* Instructions for the task: Count, in the entries, the lines with "iframe". Answer with the number only.

** Begin Input rows **

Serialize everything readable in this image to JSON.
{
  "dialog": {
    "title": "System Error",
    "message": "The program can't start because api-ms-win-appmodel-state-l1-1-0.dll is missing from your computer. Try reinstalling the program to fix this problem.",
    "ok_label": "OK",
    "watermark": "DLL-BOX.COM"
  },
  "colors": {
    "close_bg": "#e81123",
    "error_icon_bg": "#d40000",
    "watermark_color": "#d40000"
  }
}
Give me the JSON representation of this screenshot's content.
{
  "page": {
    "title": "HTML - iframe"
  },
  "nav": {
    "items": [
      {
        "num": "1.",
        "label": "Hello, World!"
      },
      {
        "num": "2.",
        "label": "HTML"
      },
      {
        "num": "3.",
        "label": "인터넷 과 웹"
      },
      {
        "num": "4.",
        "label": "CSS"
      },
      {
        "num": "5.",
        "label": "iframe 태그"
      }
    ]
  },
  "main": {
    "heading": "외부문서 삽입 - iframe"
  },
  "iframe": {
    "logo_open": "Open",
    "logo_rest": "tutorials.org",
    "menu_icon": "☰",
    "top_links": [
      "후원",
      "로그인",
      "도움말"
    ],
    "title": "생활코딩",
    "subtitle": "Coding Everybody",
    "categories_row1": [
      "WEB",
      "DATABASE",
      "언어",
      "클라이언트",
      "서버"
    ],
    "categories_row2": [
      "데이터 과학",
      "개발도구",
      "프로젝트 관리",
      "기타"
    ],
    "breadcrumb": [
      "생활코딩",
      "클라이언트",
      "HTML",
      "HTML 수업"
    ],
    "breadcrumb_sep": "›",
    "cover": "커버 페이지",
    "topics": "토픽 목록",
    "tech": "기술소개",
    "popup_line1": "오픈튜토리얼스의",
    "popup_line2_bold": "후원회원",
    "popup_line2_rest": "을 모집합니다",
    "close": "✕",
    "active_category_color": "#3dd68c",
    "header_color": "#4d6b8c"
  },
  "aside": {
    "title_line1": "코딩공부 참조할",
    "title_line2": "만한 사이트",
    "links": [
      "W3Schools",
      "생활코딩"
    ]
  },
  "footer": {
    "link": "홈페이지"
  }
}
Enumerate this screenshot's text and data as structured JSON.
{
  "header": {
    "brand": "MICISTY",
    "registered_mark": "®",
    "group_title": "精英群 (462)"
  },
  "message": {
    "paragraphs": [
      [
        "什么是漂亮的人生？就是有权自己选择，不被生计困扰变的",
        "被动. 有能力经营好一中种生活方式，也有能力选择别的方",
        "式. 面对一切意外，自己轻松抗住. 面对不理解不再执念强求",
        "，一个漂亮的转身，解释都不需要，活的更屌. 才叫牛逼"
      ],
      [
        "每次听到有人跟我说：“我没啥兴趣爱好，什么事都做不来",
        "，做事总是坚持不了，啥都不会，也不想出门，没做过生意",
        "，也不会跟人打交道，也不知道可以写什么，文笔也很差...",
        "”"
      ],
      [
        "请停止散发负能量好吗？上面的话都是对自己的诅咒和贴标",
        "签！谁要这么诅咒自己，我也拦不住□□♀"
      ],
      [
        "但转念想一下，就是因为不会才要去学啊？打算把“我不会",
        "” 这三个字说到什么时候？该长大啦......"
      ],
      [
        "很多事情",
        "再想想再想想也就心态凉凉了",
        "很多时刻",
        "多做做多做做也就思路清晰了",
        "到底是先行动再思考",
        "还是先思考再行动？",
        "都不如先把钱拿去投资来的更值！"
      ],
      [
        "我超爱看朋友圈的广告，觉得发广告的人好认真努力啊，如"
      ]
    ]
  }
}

** End Input rows **

* Written solution: 4